Exercise
Identify the lines holding "true" and copy them.

Dataset extract
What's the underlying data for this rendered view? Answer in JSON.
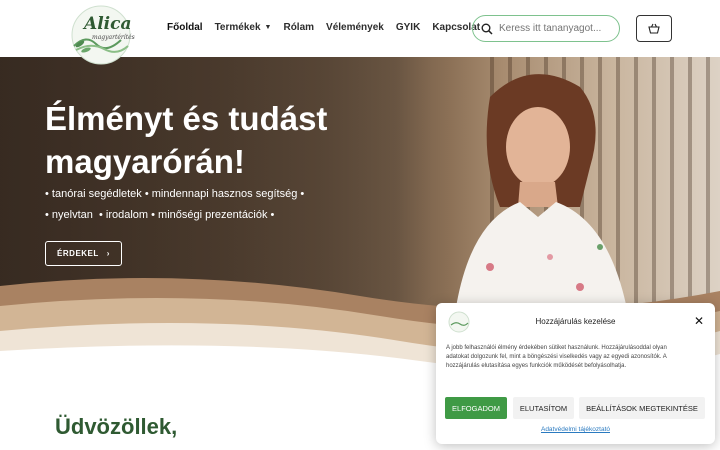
{
  "header": {
    "logo": {
      "name": "Alica",
      "subtitle": "magyartérítés"
    },
    "nav": [
      {
        "label": "Főoldal",
        "active": true
      },
      {
        "label": "Termékek",
        "has_dropdown": true
      },
      {
        "label": "Rólam"
      },
      {
        "label": "Vélemények"
      },
      {
        "label": "GYIK"
      },
      {
        "label": "Kapcsolat"
      }
    ],
    "search": {
      "placeholder": "Keress itt tananyagot...",
      "icon": "search-icon"
    },
    "cart": {
      "icon": "basket-icon"
    }
  },
  "hero": {
    "title_line1": "Élményt és tudást",
    "title_line2": "magyarórán!",
    "line1": "• tanórai segédletek • mindennapi hasznos segítség •",
    "line2": "• nyelvtan  • irodalom • minőségi prezentációk •",
    "button_label": "ÉRDEKEL"
  },
  "welcome": {
    "heading": "Üdvözöllek,"
  },
  "consent": {
    "title": "Hozzájárulás kezelése",
    "text": "A jobb felhasználói élmény érdekében sütiket használunk. Hozzájárulásoddal olyan adatokat dolgozunk fel, mint a böngészési viselkedés vagy az egyedi azonosítók. A hozzájárulás elutasítása egyes funkciók működését befolyásolhatja.",
    "accept_label": "ELFOGADOM",
    "deny_label": "ELUTASÍTOM",
    "settings_label": "BEÁLLÍTÁSOK MEGTEKINTÉSE",
    "link_label": "Adatvédelmi tájékoztató"
  },
  "colors": {
    "brand_green": "#2f5a32",
    "accept_green": "#3f9a45",
    "search_border": "#7ec28e",
    "link_blue": "#2a7ac0"
  }
}
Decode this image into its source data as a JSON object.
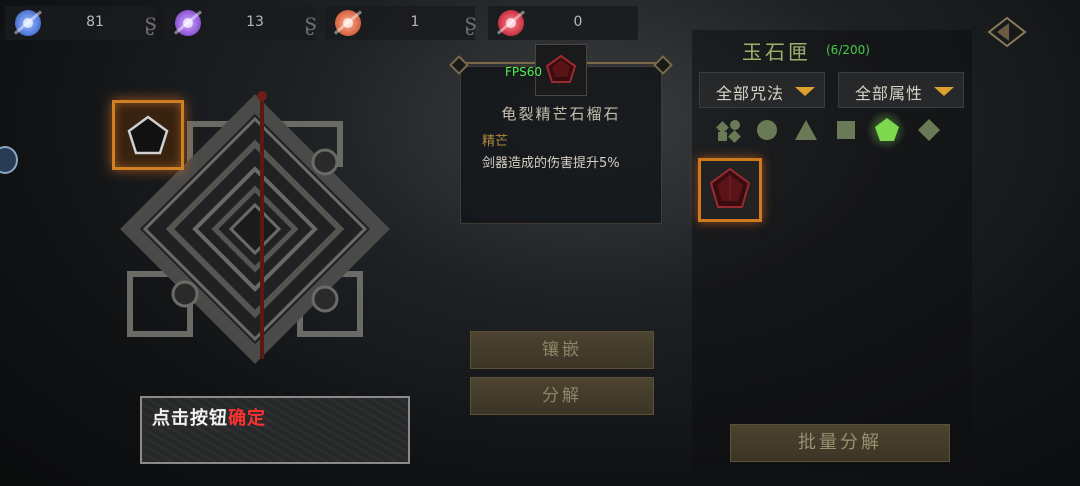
{
  "currencies": [
    {
      "value": "81",
      "color": "#5a8cff",
      "icon": "blue-essence-orb-icon"
    },
    {
      "value": "13",
      "color": "#a46aff",
      "icon": "purple-essence-orb-icon"
    },
    {
      "value": "1",
      "color": "#ff7040",
      "icon": "orange-essence-orb-icon"
    },
    {
      "value": "0",
      "color": "#ff3040",
      "icon": "red-essence-orb-icon"
    }
  ],
  "debug": {
    "fps": "FPS60"
  },
  "item": {
    "name": "龟裂精芒石榴石",
    "tag": "精芒",
    "description": "剑器造成的伤害提升5%"
  },
  "actions": {
    "inlay": "镶嵌",
    "decompose": "分解"
  },
  "hint": {
    "prefix": "点击按钮",
    "highlight": "确定"
  },
  "inventory": {
    "title": "玉石匣",
    "count": "(6/200)",
    "filter_spell": "全部咒法",
    "filter_attr": "全部属性",
    "shape_filters": [
      "all-shapes-icon",
      "circle-icon",
      "triangle-icon",
      "square-icon",
      "pentagon-icon",
      "diamond-icon"
    ],
    "selected_filter": "pentagon-icon",
    "batch_decompose": "批量分解"
  },
  "colors": {
    "accent_gold": "#e0a030",
    "highlight_orange": "#d08020",
    "count_green": "#4ac84a"
  }
}
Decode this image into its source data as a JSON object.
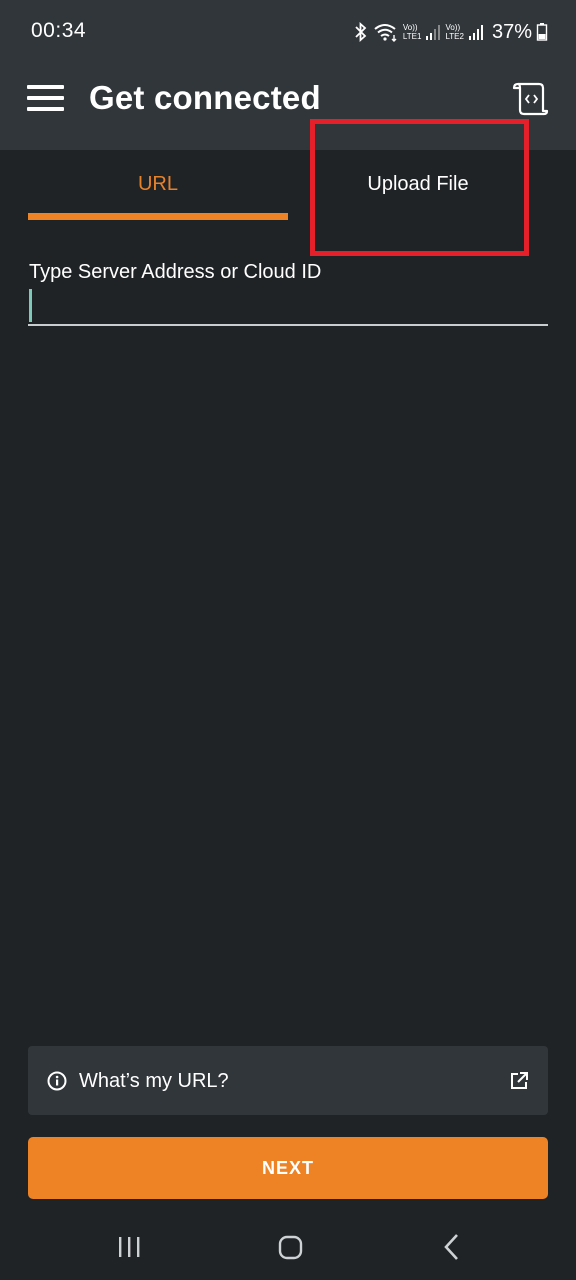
{
  "status_bar": {
    "time": "00:34",
    "sim1_label": "LTE1",
    "sim2_label": "LTE2",
    "volte_label": "Vo))",
    "battery": "37%"
  },
  "app_bar": {
    "title": "Get connected",
    "menu_icon": "hamburger-menu-icon",
    "right_icon": "code-document-icon"
  },
  "tabs": [
    {
      "label": "URL",
      "selected": true
    },
    {
      "label": "Upload File",
      "selected": false
    }
  ],
  "server_field": {
    "label": "Type Server Address or Cloud ID",
    "value": "",
    "placeholder": ""
  },
  "help": {
    "label": "What’s my URL?",
    "left_icon": "info-icon",
    "right_icon": "external-link-icon"
  },
  "next_button": {
    "label": "NEXT"
  },
  "colors": {
    "accent": "#ee8325",
    "header_bg": "#30363a",
    "screen_bg": "#1f2326",
    "highlight": "#e5202a"
  },
  "nav_bar": {
    "recent_icon": "recent-apps-icon",
    "home_icon": "home-icon",
    "back_icon": "back-icon"
  }
}
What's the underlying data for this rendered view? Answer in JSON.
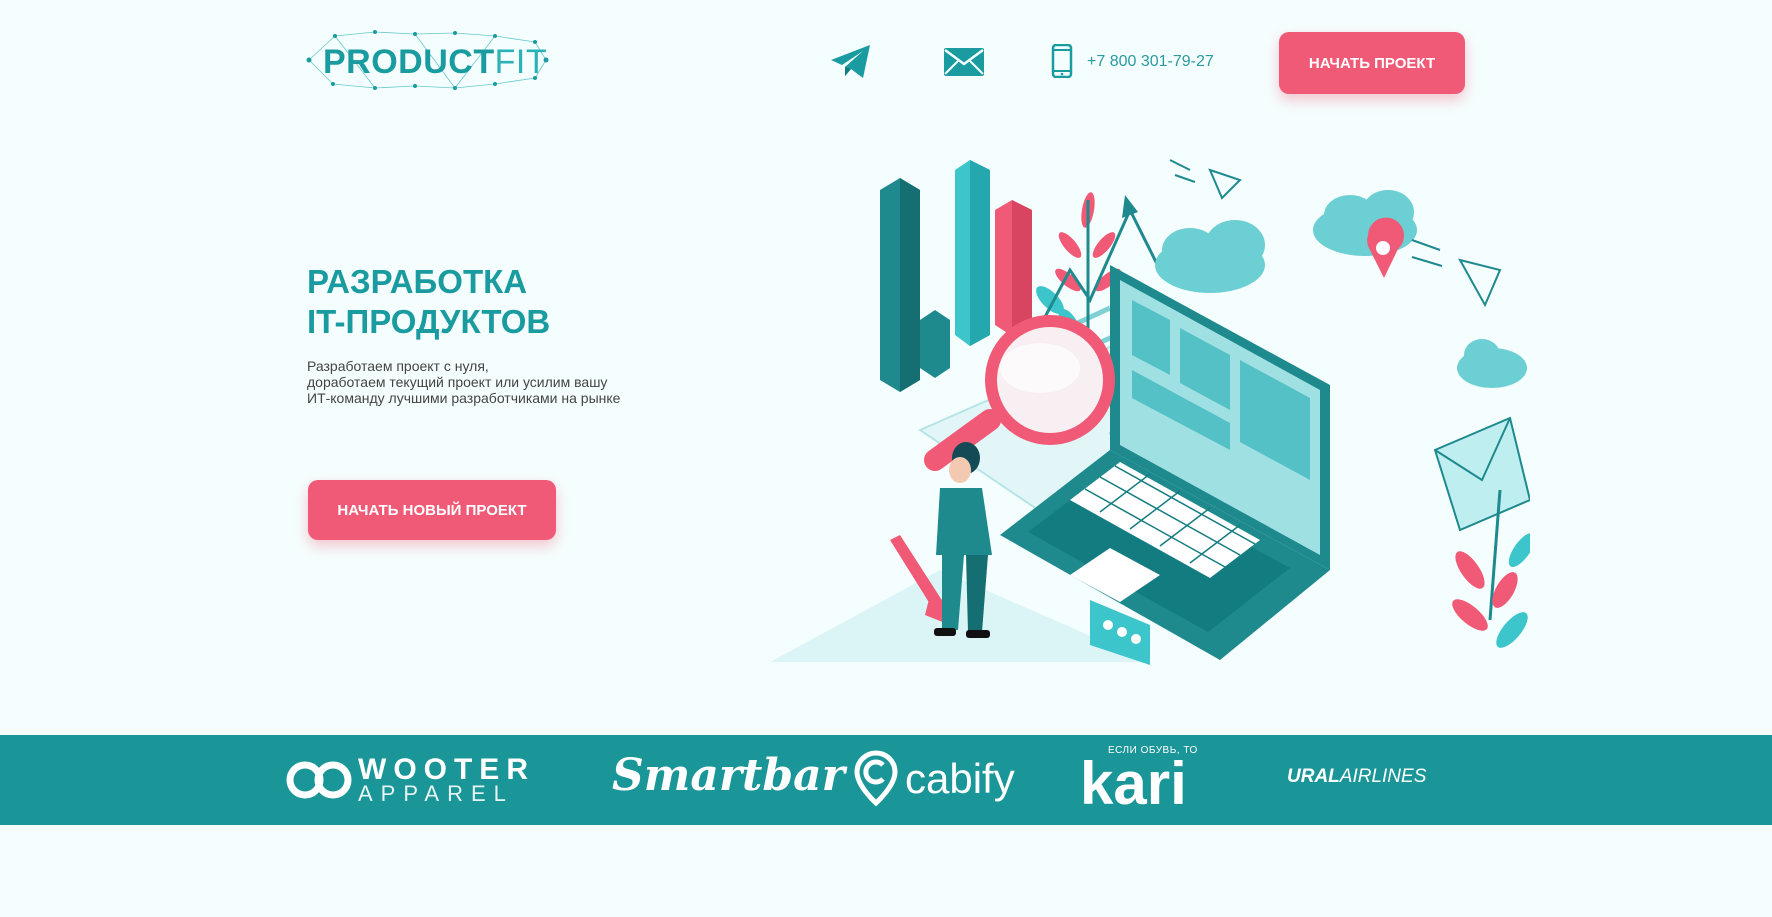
{
  "header": {
    "logo_text_bold": "PRODUCT",
    "logo_text_light": "FIT",
    "phone": "+7 800 301-79-27",
    "cta_label": "НАЧАТЬ ПРОЕКТ",
    "icons": [
      "telegram-icon",
      "mail-icon",
      "phone-icon"
    ]
  },
  "hero": {
    "title_line1": "РАЗРАБОТКА",
    "title_line2": "IT-ПРОДУКТОВ",
    "subtitle_line1": "Разработаем проект с нуля,",
    "subtitle_line2": "доработаем текущий проект или усилим вашу",
    "subtitle_line3": "ИТ-команду лучшими разработчиками на рынке",
    "cta_label": "НАЧАТЬ НОВЫЙ ПРОЕКТ"
  },
  "clients": {
    "wooter_line1": "WOOTER",
    "wooter_line2": "APPAREL",
    "smartbar": "Smartbar",
    "cabify": "cabify",
    "kari_tagline": "ЕСЛИ ОБУВЬ, ТО",
    "kari": "kari",
    "ural_bold": "URAL",
    "ural_light": "AIRLINES"
  },
  "colors": {
    "brand_teal": "#1a9ba0",
    "accent_pink": "#f05a76",
    "band_teal": "#1a9598",
    "background": "#f5fefe"
  }
}
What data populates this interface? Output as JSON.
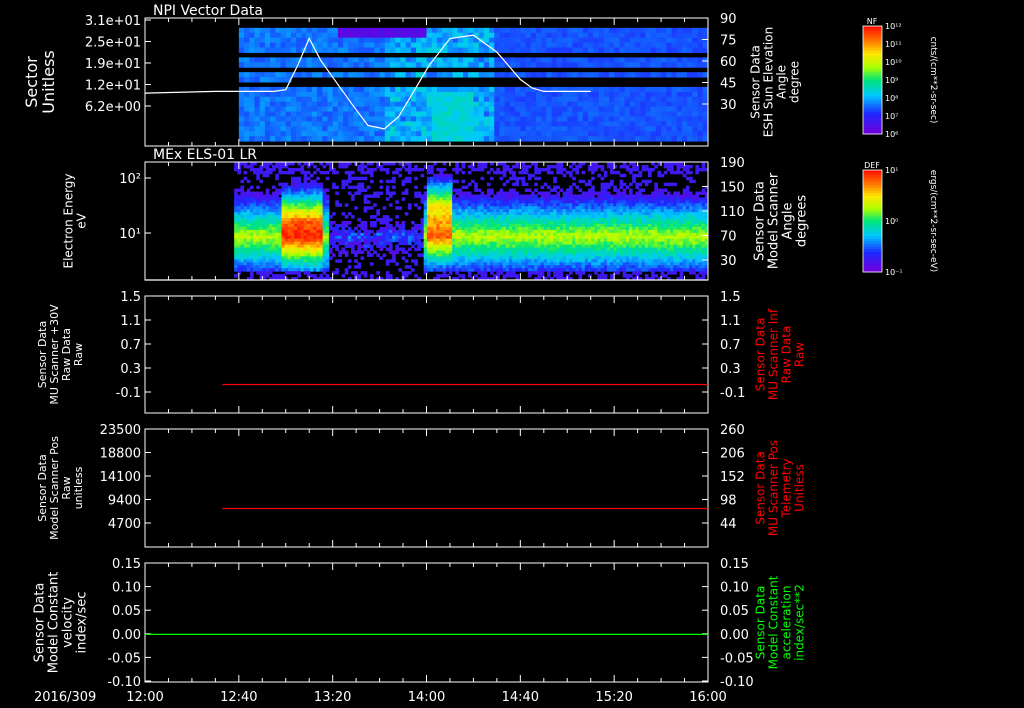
{
  "date_label": "2016/309",
  "time_ticks": [
    "12:00",
    "12:40",
    "13:20",
    "14:00",
    "14:40",
    "15:20",
    "16:00"
  ],
  "x_range_min": [
    0,
    240
  ],
  "chart_data": [
    {
      "type": "heatmap",
      "title": "NPI Vector Data",
      "ylabel_left": [
        "Sector",
        "Unitless"
      ],
      "ylabel_right": [
        "Sensor Data",
        "ESH Sun Elevation",
        "Angle",
        "degree"
      ],
      "left_ticks": [
        "3.1e+01",
        "2.5e+01",
        "1.9e+01",
        "1.2e+01",
        "6.2e+00"
      ],
      "right_ticks": [
        "90",
        "75",
        "60",
        "45",
        "30"
      ],
      "right_range": [
        15,
        90
      ],
      "data_start_min": 40,
      "overlay_line": {
        "color": "#ffffff",
        "x": [
          0,
          30,
          55,
          60,
          65,
          70,
          75,
          88,
          95,
          102,
          108,
          115,
          121,
          130,
          140,
          150,
          160,
          165,
          170,
          175,
          180,
          185,
          190
        ],
        "y": [
          46,
          47,
          47,
          48,
          62,
          78,
          65,
          40,
          27,
          25,
          32,
          48,
          62,
          78,
          80,
          70,
          54,
          49,
          47,
          47,
          47,
          47,
          47
        ]
      },
      "colorbar": {
        "title": "NF",
        "units": "cnts/(cm**2-sr-sec)",
        "labels": [
          "10¹²",
          "10¹¹",
          "10¹⁰",
          "10⁹",
          "10⁸",
          "10⁷",
          "10⁶"
        ]
      }
    },
    {
      "type": "heatmap",
      "title": "MEx ELS-01 LR",
      "ylabel_left": [
        "Electron Energy",
        "eV"
      ],
      "ylabel_right": [
        "Sensor Data",
        "Model Scanner",
        "Angle",
        "degrees"
      ],
      "left_ticks": [
        "10²",
        "10¹"
      ],
      "right_ticks": [
        "190",
        "150",
        "110",
        "70",
        "30"
      ],
      "right_range": [
        10,
        190
      ],
      "data_start_min": 38,
      "overlay_line": {
        "color": "#ffffff",
        "x": [
          0,
          240
        ],
        "y": [
          10,
          10
        ]
      },
      "colorbar": {
        "title": "DEF",
        "units": "ergs/(cm**2-sr-sec-eV)",
        "labels": [
          "10¹",
          "10⁰",
          "10⁻¹"
        ]
      }
    },
    {
      "type": "line",
      "ylabel_left": [
        "Sensor Data",
        "MU Scanner +30V",
        "Raw Data",
        "Raw"
      ],
      "ylabel_right": [
        "Sensor Data",
        "MU Scanner Inf",
        "Raw Data",
        "Raw"
      ],
      "right_color": "#ff0000",
      "left_ticks": [
        "1.5",
        "1.1",
        "0.7",
        "0.3",
        "-0.1"
      ],
      "right_ticks": [
        "1.5",
        "1.1",
        "0.7",
        "0.3",
        "-0.1"
      ],
      "ylim": [
        -0.35,
        1.5
      ],
      "series": [
        {
          "color": "#ff0000",
          "x": [
            33,
            240
          ],
          "y": [
            0.1,
            0.1
          ]
        }
      ]
    },
    {
      "type": "line",
      "ylabel_left": [
        "Sensor Data",
        "Model Scanner Pos",
        "Raw",
        "unitless"
      ],
      "ylabel_right": [
        "Sensor Data",
        "MU Scanner Pos",
        "Telemetry",
        "Unitless"
      ],
      "right_color": "#ff0000",
      "left_ticks": [
        "23500",
        "18800",
        "14100",
        "9400",
        "4700"
      ],
      "right_ticks": [
        "260",
        "206",
        "152",
        "98",
        "44"
      ],
      "ylim": [
        500,
        23500
      ],
      "series": [
        {
          "color": "#ff0000",
          "x": [
            33,
            240
          ],
          "y": [
            8000,
            8000
          ]
        }
      ]
    },
    {
      "type": "line",
      "ylabel_left": [
        "Sensor Data",
        "Model Constant",
        "velocity",
        "index/sec"
      ],
      "ylabel_right": [
        "Sensor Data",
        "Model Constant",
        "acceleration",
        "index/sec**2"
      ],
      "right_color": "#00ff00",
      "left_ticks": [
        "0.15",
        "0.10",
        "0.05",
        "0.00",
        "-0.05",
        "-0.10"
      ],
      "right_ticks": [
        "0.15",
        "0.10",
        "0.05",
        "0.00",
        "-0.05",
        "-0.10"
      ],
      "ylim": [
        -0.1,
        0.15
      ],
      "series": [
        {
          "color": "#00ff00",
          "x": [
            0,
            240
          ],
          "y": [
            0,
            0
          ]
        }
      ]
    }
  ]
}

Answer for the task
        "active": true
        "has_dropdown": true
      "selected": true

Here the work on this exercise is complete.